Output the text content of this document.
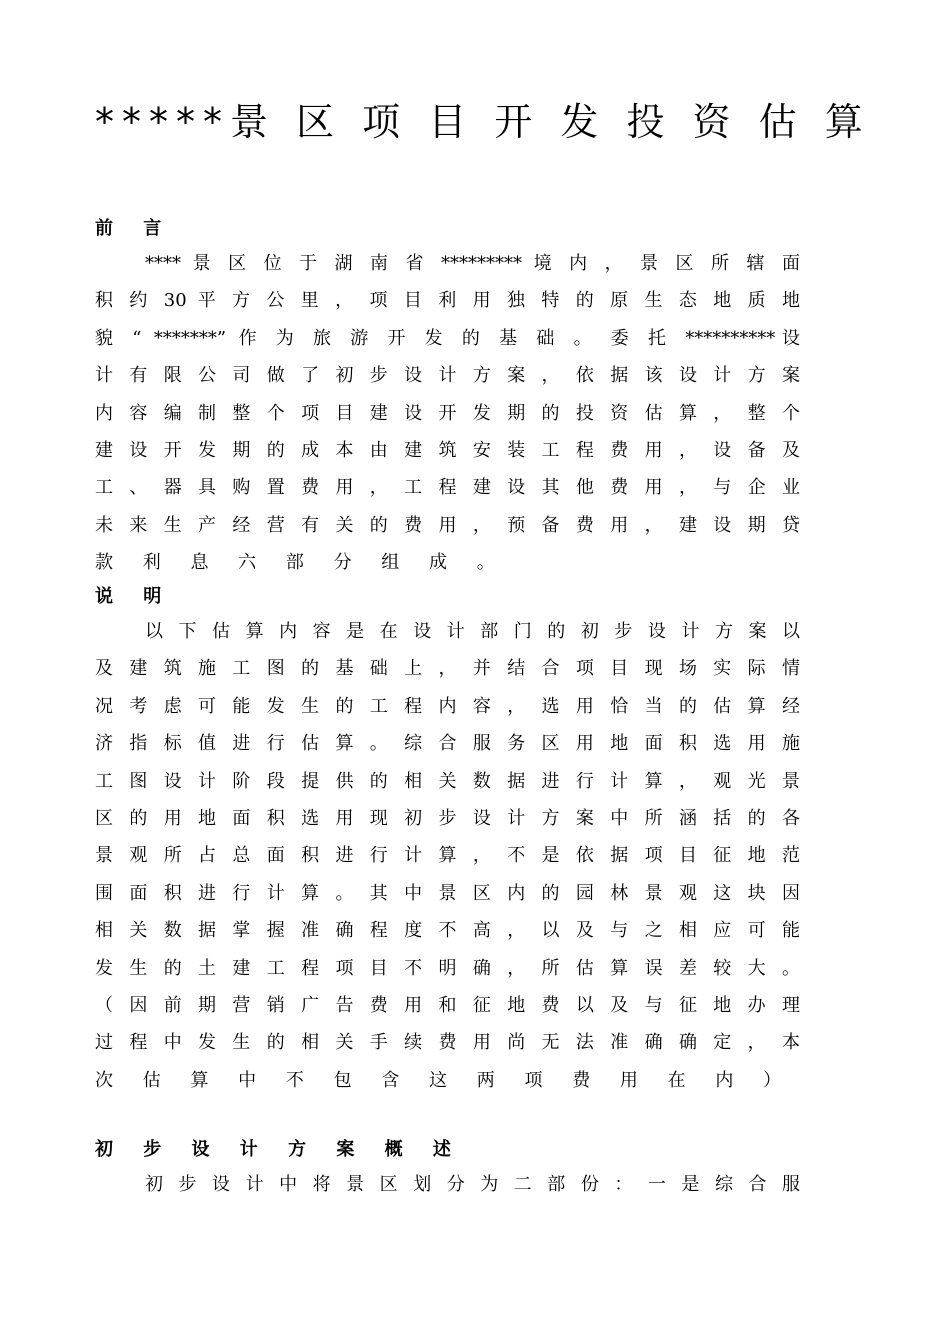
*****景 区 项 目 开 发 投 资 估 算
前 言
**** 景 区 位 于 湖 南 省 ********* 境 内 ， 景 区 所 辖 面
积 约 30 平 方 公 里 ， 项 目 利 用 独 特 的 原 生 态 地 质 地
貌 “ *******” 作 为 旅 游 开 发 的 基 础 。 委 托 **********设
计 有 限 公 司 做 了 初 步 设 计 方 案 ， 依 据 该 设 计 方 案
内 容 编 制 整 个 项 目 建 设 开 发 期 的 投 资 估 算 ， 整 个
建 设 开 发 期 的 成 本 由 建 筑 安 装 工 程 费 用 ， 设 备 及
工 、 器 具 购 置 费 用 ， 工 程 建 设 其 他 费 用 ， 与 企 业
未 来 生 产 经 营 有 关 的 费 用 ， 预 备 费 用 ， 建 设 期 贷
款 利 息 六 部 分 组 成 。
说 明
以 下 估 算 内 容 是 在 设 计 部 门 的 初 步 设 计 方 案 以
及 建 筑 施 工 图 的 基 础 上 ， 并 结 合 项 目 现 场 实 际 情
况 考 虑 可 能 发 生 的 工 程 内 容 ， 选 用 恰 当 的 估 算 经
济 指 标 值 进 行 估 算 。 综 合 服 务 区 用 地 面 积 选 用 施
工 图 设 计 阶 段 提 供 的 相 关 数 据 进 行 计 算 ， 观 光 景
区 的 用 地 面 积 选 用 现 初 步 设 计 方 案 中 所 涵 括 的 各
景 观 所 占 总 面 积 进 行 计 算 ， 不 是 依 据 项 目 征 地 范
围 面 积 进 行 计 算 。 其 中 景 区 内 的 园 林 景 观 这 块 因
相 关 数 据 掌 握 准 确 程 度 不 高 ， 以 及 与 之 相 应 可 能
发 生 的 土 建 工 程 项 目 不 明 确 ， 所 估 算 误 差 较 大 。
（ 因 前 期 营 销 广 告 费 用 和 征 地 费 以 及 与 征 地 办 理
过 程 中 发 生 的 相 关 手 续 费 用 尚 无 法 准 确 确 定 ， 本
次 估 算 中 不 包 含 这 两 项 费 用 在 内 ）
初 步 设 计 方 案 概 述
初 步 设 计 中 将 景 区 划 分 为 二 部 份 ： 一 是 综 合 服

====

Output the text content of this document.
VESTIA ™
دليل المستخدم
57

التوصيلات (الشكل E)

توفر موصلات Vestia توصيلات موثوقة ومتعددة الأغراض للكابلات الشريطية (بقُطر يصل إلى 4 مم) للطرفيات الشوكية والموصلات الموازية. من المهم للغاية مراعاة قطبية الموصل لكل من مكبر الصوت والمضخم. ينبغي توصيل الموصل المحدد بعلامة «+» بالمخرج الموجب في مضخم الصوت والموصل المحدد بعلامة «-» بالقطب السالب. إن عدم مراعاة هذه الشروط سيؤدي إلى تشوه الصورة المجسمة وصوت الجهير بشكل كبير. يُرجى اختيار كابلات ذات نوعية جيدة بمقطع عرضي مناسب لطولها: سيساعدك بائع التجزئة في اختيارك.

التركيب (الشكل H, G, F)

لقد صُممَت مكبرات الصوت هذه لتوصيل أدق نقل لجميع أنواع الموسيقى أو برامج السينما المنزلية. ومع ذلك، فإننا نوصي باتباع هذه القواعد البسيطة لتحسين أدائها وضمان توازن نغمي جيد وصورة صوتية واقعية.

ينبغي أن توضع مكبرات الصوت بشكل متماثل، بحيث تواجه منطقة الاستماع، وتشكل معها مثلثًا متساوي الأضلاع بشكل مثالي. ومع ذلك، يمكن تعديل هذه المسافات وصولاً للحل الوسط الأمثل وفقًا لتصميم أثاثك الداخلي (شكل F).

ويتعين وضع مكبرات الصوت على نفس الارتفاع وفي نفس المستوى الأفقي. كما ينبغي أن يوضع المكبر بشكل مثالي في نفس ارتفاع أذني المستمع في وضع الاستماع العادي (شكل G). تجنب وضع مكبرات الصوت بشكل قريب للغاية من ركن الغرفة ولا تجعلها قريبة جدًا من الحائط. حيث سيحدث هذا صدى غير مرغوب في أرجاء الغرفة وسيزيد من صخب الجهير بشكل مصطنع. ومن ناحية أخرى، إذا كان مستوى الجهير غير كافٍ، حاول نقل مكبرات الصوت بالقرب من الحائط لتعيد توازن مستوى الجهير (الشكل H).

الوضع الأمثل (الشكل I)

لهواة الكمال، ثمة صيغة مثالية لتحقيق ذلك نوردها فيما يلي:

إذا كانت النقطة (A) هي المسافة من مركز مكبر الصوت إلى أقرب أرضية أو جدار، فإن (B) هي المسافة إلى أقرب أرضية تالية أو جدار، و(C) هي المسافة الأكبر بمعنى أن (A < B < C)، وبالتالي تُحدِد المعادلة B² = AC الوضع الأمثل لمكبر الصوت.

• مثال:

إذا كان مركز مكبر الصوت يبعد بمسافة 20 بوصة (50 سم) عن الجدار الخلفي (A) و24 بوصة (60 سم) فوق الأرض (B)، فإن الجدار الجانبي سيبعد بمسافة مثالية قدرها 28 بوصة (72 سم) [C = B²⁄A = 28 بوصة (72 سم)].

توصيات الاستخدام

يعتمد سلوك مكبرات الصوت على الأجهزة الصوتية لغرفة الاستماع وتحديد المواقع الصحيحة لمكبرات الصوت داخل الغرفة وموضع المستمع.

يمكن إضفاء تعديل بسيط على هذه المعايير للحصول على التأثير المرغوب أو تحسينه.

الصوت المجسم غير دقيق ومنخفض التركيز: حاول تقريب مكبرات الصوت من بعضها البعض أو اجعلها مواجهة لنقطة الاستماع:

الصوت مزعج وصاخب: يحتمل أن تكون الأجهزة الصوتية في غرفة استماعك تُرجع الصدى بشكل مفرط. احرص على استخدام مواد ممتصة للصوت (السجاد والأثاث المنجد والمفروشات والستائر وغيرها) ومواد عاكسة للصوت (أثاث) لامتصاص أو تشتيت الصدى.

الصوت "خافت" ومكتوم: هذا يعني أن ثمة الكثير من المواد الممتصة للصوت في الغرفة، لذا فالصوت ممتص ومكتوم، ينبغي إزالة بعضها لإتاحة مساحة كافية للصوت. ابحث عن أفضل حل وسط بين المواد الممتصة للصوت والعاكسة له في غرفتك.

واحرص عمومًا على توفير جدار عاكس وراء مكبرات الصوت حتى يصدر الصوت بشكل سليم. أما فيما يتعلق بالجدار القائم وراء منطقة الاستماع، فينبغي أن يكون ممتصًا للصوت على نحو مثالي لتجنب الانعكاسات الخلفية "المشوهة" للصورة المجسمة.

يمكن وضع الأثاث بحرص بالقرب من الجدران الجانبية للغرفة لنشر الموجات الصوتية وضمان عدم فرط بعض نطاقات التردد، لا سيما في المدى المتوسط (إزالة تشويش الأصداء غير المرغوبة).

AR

====

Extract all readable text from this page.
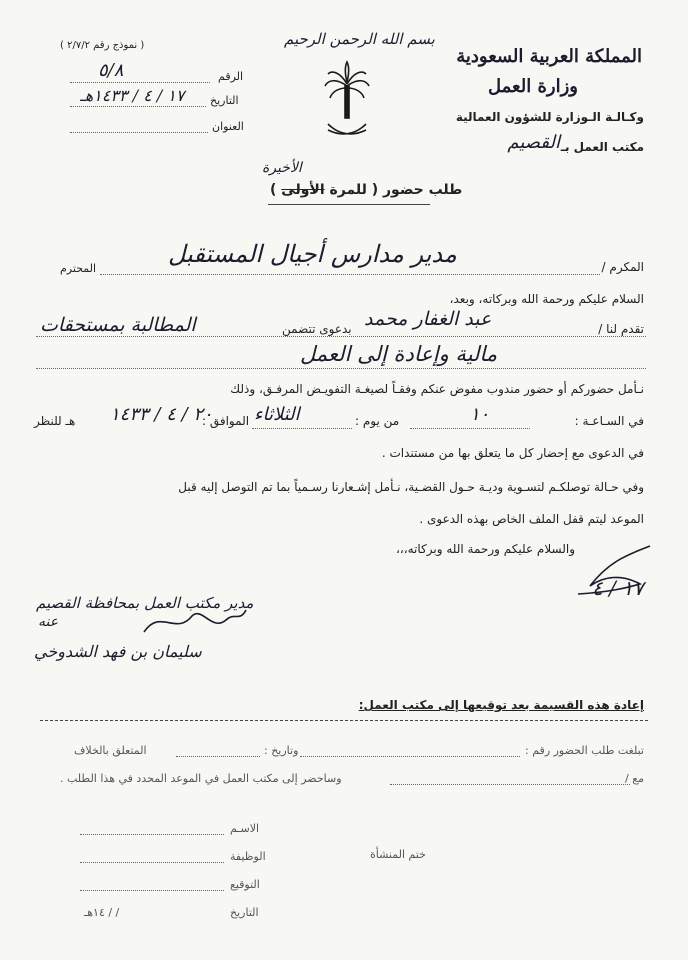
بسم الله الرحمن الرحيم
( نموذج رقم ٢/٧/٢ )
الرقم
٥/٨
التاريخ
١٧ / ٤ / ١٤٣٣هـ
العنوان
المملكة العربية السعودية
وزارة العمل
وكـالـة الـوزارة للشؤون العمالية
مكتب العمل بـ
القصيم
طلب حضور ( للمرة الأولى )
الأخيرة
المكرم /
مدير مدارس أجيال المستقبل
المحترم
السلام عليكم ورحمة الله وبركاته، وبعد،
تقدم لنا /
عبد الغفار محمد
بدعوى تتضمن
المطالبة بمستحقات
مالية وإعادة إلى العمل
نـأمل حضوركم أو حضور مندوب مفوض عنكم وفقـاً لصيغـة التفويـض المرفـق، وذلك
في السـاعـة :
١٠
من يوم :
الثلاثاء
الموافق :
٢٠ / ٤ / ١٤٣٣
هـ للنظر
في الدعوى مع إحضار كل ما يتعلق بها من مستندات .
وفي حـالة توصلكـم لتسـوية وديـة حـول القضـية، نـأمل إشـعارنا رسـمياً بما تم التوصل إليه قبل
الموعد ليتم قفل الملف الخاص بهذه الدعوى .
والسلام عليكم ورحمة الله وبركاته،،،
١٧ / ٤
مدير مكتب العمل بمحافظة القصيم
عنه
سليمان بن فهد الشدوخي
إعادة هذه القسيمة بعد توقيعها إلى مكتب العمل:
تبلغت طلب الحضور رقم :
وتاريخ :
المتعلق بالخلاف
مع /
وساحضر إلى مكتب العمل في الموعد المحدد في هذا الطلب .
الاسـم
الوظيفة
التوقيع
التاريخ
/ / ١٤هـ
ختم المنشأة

====

From the entries above, return each line with the word "الوضع" in it.

الوضع الأمثل (الشكل I)
إذا كانت النقطة (A) هي المسافة من مركز مكبر الصوت إلى أقرب أرضية أو جدار، فإن (B) هي المسافة إلى أقرب أرضية تالية أو جدار، و(C) هي المسافة الأكبر بمعنى أن (A < B < C)، وبالتالي تُحدِد المعادلة B² = AC الوضع الأمثل لمكبر الصوت.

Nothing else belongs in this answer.